*Excerpts from a figure dataset*:
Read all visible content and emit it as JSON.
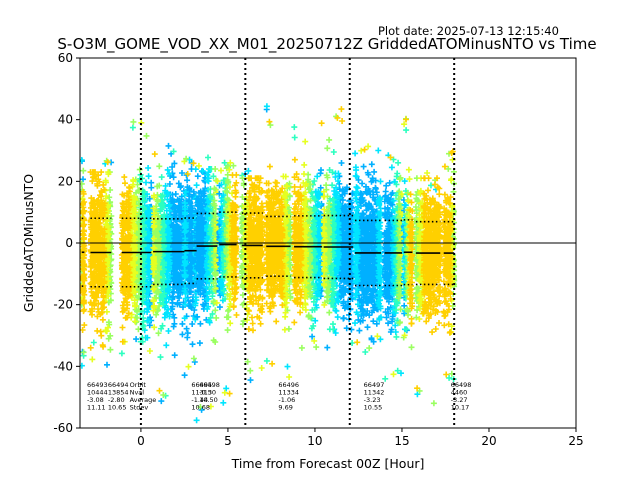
{
  "plot_date": "Plot date: 2025-07-13 12:15:40",
  "chart_data": {
    "type": "scatter",
    "title": "S-O3M_GOME_VOD_XX_M01_20250712Z GriddedATOMinusNTO vs Time",
    "xlabel": "Time from Forecast 00Z [Hour]",
    "ylabel": "GriddedATOMinusNTO",
    "xlim": [
      -3.5,
      25
    ],
    "ylim": [
      -60,
      60
    ],
    "xticks": [
      "0",
      "5",
      "10",
      "15",
      "20",
      "25"
    ],
    "yticks": [
      "-60",
      "-40",
      "-20",
      "0",
      "20",
      "40",
      "60"
    ],
    "grid": false,
    "legend": "none",
    "colorscale": [
      "#00b0ff",
      "#00e5ff",
      "#2cffc0",
      "#9aff60",
      "#e6ff20",
      "#ffd000"
    ],
    "vertical_lines": [
      0,
      6,
      12,
      18
    ],
    "zero_line": 0,
    "swaths": [
      {
        "start": -3.4,
        "end": -3.25,
        "mean": -3.0,
        "std": 11.0,
        "ext_min": -42,
        "ext_max": 28
      },
      {
        "start": -2.9,
        "end": -1.7,
        "mean": -3.08,
        "std": 11.11,
        "ext_min": -40,
        "ext_max": 27
      },
      {
        "start": -1.1,
        "end": 0.6,
        "mean": -3.08,
        "std": 11.11,
        "ext_min": -38,
        "ext_max": 40
      },
      {
        "start": 0.7,
        "end": 2.5,
        "mean": -2.8,
        "std": 10.65,
        "ext_min": -52,
        "ext_max": 33
      },
      {
        "start": 2.5,
        "end": 3.2,
        "mean": -2.5,
        "std": 10.6,
        "ext_min": -45,
        "ext_max": 30
      },
      {
        "start": 3.2,
        "end": 4.4,
        "mean": -1.0,
        "std": 10.6,
        "ext_min": -60,
        "ext_max": 28
      },
      {
        "start": 4.5,
        "end": 5.5,
        "mean": -0.5,
        "std": 10.5,
        "ext_min": -55,
        "ext_max": 30
      },
      {
        "start": 5.8,
        "end": 7.0,
        "mean": -0.8,
        "std": 10.5,
        "ext_min": -45,
        "ext_max": 25
      },
      {
        "start": 7.2,
        "end": 8.6,
        "mean": -1.06,
        "std": 9.69,
        "ext_min": -45,
        "ext_max": 46
      },
      {
        "start": 8.8,
        "end": 10.4,
        "mean": -1.2,
        "std": 10.0,
        "ext_min": -35,
        "ext_max": 40
      },
      {
        "start": 10.5,
        "end": 12.2,
        "mean": -1.3,
        "std": 10.2,
        "ext_min": -34,
        "ext_max": 45
      },
      {
        "start": 12.3,
        "end": 13.8,
        "mean": -3.23,
        "std": 10.55,
        "ext_min": -38,
        "ext_max": 34
      },
      {
        "start": 14.0,
        "end": 15.0,
        "mean": -3.23,
        "std": 10.55,
        "ext_min": -45,
        "ext_max": 30
      },
      {
        "start": 15.1,
        "end": 15.6,
        "mean": -3.0,
        "std": 10.5,
        "ext_min": -34,
        "ext_max": 41
      },
      {
        "start": 15.8,
        "end": 17.2,
        "mean": -3.27,
        "std": 10.17,
        "ext_min": -54,
        "ext_max": 25
      },
      {
        "start": 17.4,
        "end": 18.0,
        "mean": -3.27,
        "std": 10.17,
        "ext_min": -45,
        "ext_max": 31
      }
    ],
    "stats": [
      {
        "x": -3.1,
        "lines": [
          "66493",
          "10444",
          "-3.08",
          "11.11"
        ]
      },
      {
        "x": -0.65,
        "lines": [
          "Orbit",
          "Nval",
          "Average",
          "Stdev"
        ]
      },
      {
        "x": -1.9,
        "lines": [
          "66494",
          "13854",
          "-2.80",
          "10.65"
        ]
      },
      {
        "x": 2.9,
        "lines": [
          "66495",
          "11313",
          "-1.44",
          "10.68"
        ]
      },
      {
        "x": 3.35,
        "lines": [
          "66498",
          "",
          "-0.50",
          "10.50"
        ]
      },
      {
        "x": 7.9,
        "lines": [
          "66496",
          "11334",
          "-1.06",
          "9.69"
        ]
      },
      {
        "x": 12.8,
        "lines": [
          "66497",
          "11342",
          "-3.23",
          "10.55"
        ]
      },
      {
        "x": 17.8,
        "lines": [
          "66498",
          "4460",
          "-3.27",
          "10.17"
        ]
      }
    ]
  }
}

*Your instructions*: Transcribe the preceding listing in its entirety and with exact wording, leaving out pictures.

*Final result*:
Read all visible content and emit it as JSON.
{
  "plot_date": "Plot date: 2025-07-13 12:15:40",
  "chart_data": {
    "type": "scatter",
    "title": "S-O3M_GOME_VOD_XX_M01_20250712Z GriddedATOMinusNTO vs Time",
    "xlabel": "Time from Forecast 00Z [Hour]",
    "ylabel": "GriddedATOMinusNTO",
    "xlim": [
      -3.5,
      25
    ],
    "ylim": [
      -60,
      60
    ],
    "xticks": [
      "0",
      "5",
      "10",
      "15",
      "20",
      "25"
    ],
    "yticks": [
      "-60",
      "-40",
      "-20",
      "0",
      "20",
      "40",
      "60"
    ],
    "grid": false,
    "legend": "none",
    "colorscale": [
      "#00b0ff",
      "#00e5ff",
      "#2cffc0",
      "#9aff60",
      "#e6ff20",
      "#ffd000"
    ],
    "vertical_lines": [
      0,
      6,
      12,
      18
    ],
    "zero_line": 0,
    "swaths": [
      {
        "start": -3.4,
        "end": -3.25,
        "mean": -3.0,
        "std": 11.0,
        "ext_min": -42,
        "ext_max": 28
      },
      {
        "start": -2.9,
        "end": -1.7,
        "mean": -3.08,
        "std": 11.11,
        "ext_min": -40,
        "ext_max": 27
      },
      {
        "start": -1.1,
        "end": 0.6,
        "mean": -3.08,
        "std": 11.11,
        "ext_min": -38,
        "ext_max": 40
      },
      {
        "start": 0.7,
        "end": 2.5,
        "mean": -2.8,
        "std": 10.65,
        "ext_min": -52,
        "ext_max": 33
      },
      {
        "start": 2.5,
        "end": 3.2,
        "mean": -2.5,
        "std": 10.6,
        "ext_min": -45,
        "ext_max": 30
      },
      {
        "start": 3.2,
        "end": 4.4,
        "mean": -1.0,
        "std": 10.6,
        "ext_min": -60,
        "ext_max": 28
      },
      {
        "start": 4.5,
        "end": 5.5,
        "mean": -0.5,
        "std": 10.5,
        "ext_min": -55,
        "ext_max": 30
      },
      {
        "start": 5.8,
        "end": 7.0,
        "mean": -0.8,
        "std": 10.5,
        "ext_min": -45,
        "ext_max": 25
      },
      {
        "start": 7.2,
        "end": 8.6,
        "mean": -1.06,
        "std": 9.69,
        "ext_min": -45,
        "ext_max": 46
      },
      {
        "start": 8.8,
        "end": 10.4,
        "mean": -1.2,
        "std": 10.0,
        "ext_min": -35,
        "ext_max": 40
      },
      {
        "start": 10.5,
        "end": 12.2,
        "mean": -1.3,
        "std": 10.2,
        "ext_min": -34,
        "ext_max": 45
      },
      {
        "start": 12.3,
        "end": 13.8,
        "mean": -3.23,
        "std": 10.55,
        "ext_min": -38,
        "ext_max": 34
      },
      {
        "start": 14.0,
        "end": 15.0,
        "mean": -3.23,
        "std": 10.55,
        "ext_min": -45,
        "ext_max": 30
      },
      {
        "start": 15.1,
        "end": 15.6,
        "mean": -3.0,
        "std": 10.5,
        "ext_min": -34,
        "ext_max": 41
      },
      {
        "start": 15.8,
        "end": 17.2,
        "mean": -3.27,
        "std": 10.17,
        "ext_min": -54,
        "ext_max": 25
      },
      {
        "start": 17.4,
        "end": 18.0,
        "mean": -3.27,
        "std": 10.17,
        "ext_min": -45,
        "ext_max": 31
      }
    ],
    "stats": [
      {
        "x": -3.1,
        "lines": [
          "66493",
          "10444",
          "-3.08",
          "11.11"
        ]
      },
      {
        "x": -0.65,
        "lines": [
          "Orbit",
          "Nval",
          "Average",
          "Stdev"
        ]
      },
      {
        "x": -1.9,
        "lines": [
          "66494",
          "13854",
          "-2.80",
          "10.65"
        ]
      },
      {
        "x": 2.9,
        "lines": [
          "66495",
          "11313",
          "-1.44",
          "10.68"
        ]
      },
      {
        "x": 3.35,
        "lines": [
          "66498",
          "",
          "-0.50",
          "10.50"
        ]
      },
      {
        "x": 7.9,
        "lines": [
          "66496",
          "11334",
          "-1.06",
          "9.69"
        ]
      },
      {
        "x": 12.8,
        "lines": [
          "66497",
          "11342",
          "-3.23",
          "10.55"
        ]
      },
      {
        "x": 17.8,
        "lines": [
          "66498",
          "4460",
          "-3.27",
          "10.17"
        ]
      }
    ]
  }
}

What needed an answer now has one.